> **AIM**
Take each line that has the word "this" and return it.

> **EXTRACTED RECORDS**
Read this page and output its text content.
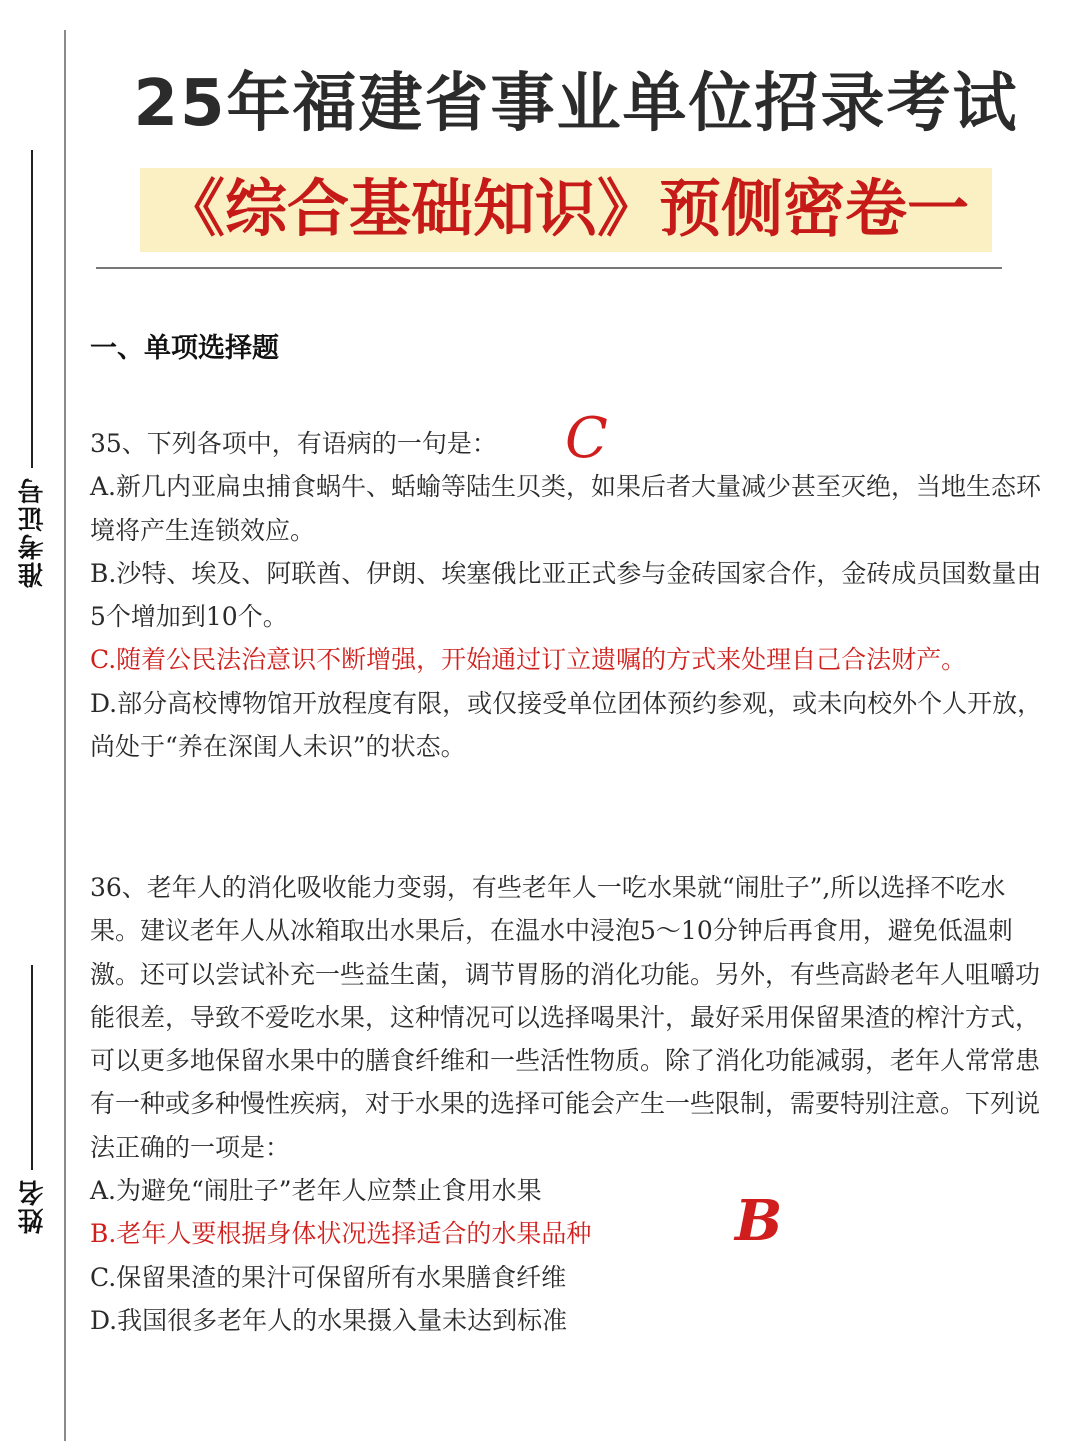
准考证号
姓名
25年福建省事业单位招录考试
《综合基础知识》预侧密卷一
一、单项选择题

35、下列各项中，有语病的一句是：

A.新几内亚扁虫捕食蜗牛、蛞蝓等陆生贝类，如果后者大量减少甚至灭绝，当地生态环境将产生连锁效应。

B.沙特、埃及、阿联酋、伊朗、埃塞俄比亚正式参与金砖国家合作，金砖成员国数量由5个增加到10个。

C.随着公民法治意识不断增强，开始通过订立遗嘱的方式来处理自己合法财产。

D.部分高校博物馆开放程度有限，或仅接受单位团体预约参观，或未向校外个人开放，尚处于“养在深闺人未识”的状态。

C

36、老年人的消化吸收能力变弱，有些老年人一吃水果就“闹肚子”,所以选择不吃水果。建议老年人从冰箱取出水果后，在温水中浸泡5～10分钟后再食用，避免低温刺激。还可以尝试补充一些益生菌，调节胃肠的消化功能。另外，有些高龄老年人咀嚼功能很差，导致不爱吃水果，这种情况可以选择喝果汁，最好采用保留果渣的榨汁方式，可以更多地保留水果中的膳食纤维和一些活性物质。除了消化功能减弱，老年人常常患有一种或多种慢性疾病，对于水果的选择可能会产生一些限制，需要特别注意。下列说法正确的一项是：

A.为避免“闹肚子”老年人应禁止食用水果

B.老年人要根据身体状况选择适合的水果品种

C.保留果渣的果汁可保留所有水果膳食纤维

D.我国很多老年人的水果摄入量未达到标准

B
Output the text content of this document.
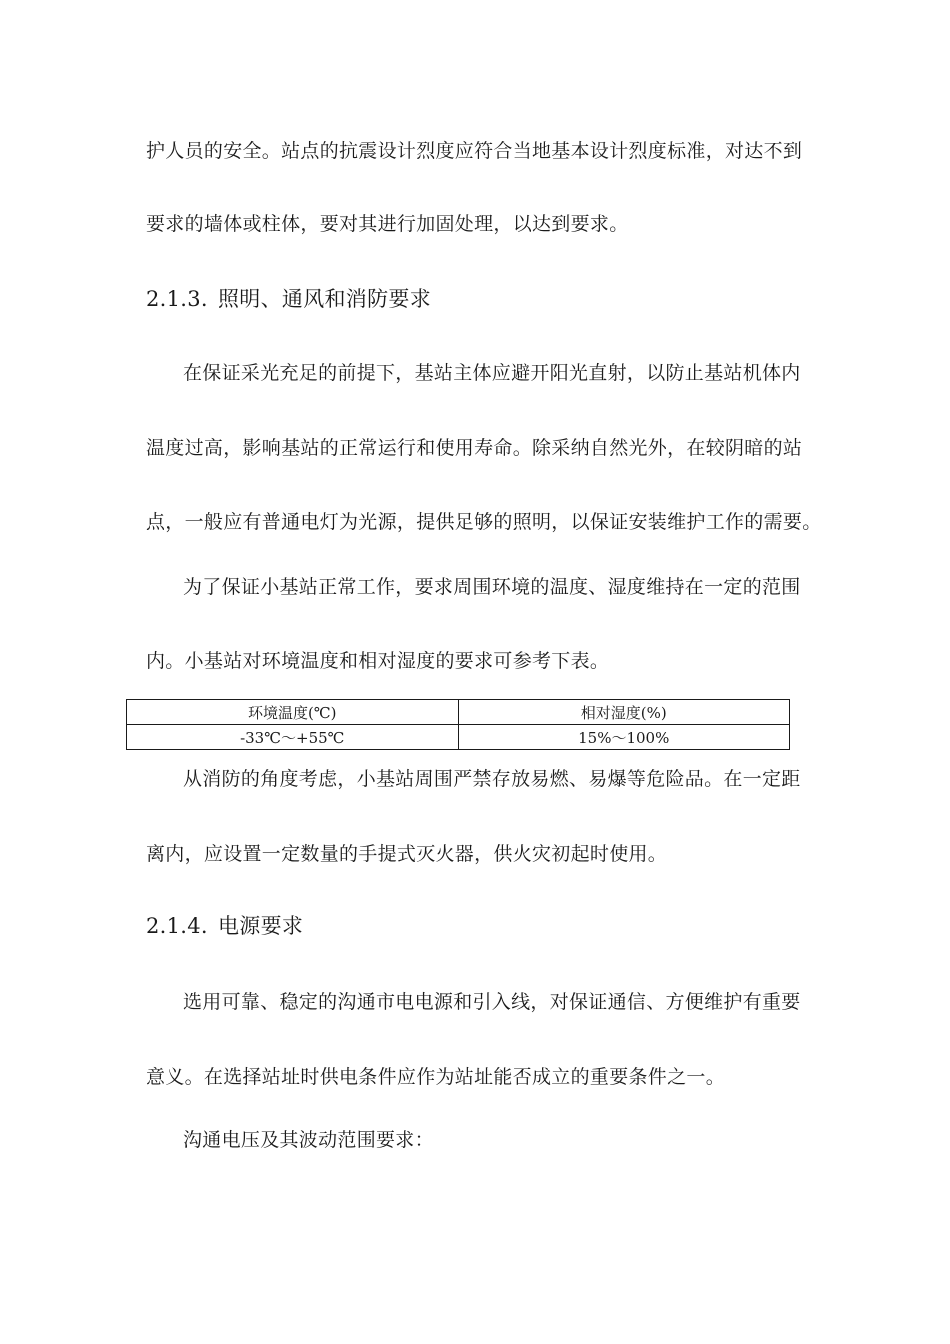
护人员的安全。站点的抗震设计烈度应符合当地基本设计烈度标准，对达不到
要求的墙体或柱体，要对其进行加固处理，以达到要求。
2.1.3. 照明、通风和消防要求
在保证采光充足的前提下，基站主体应避开阳光直射，以防止基站机体内
温度过高，影响基站的正常运行和使用寿命。除采纳自然光外，在较阴暗的站
点，一般应有普通电灯为光源，提供足够的照明，以保证安装维护工作的需要。
为了保证小基站正常工作，要求周围环境的温度、湿度维持在一定的范围
内。小基站对环境温度和相对湿度的要求可参考下表。
环境温度(℃)	相对湿度(%)
-33℃～+55℃	15%～100%
从消防的角度考虑，小基站周围严禁存放易燃、易爆等危险品。在一定距
离内，应设置一定数量的手提式灭火器，供火灾初起时使用。
2.1.4. 电源要求
选用可靠、稳定的沟通市电电源和引入线，对保证通信、方便维护有重要
意义。在选择站址时供电条件应作为站址能否成立的重要条件之一。
沟通电压及其波动范围要求：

> **SOLVED EXERCISE**
Read this page and output its text content.
Output the text content of this document.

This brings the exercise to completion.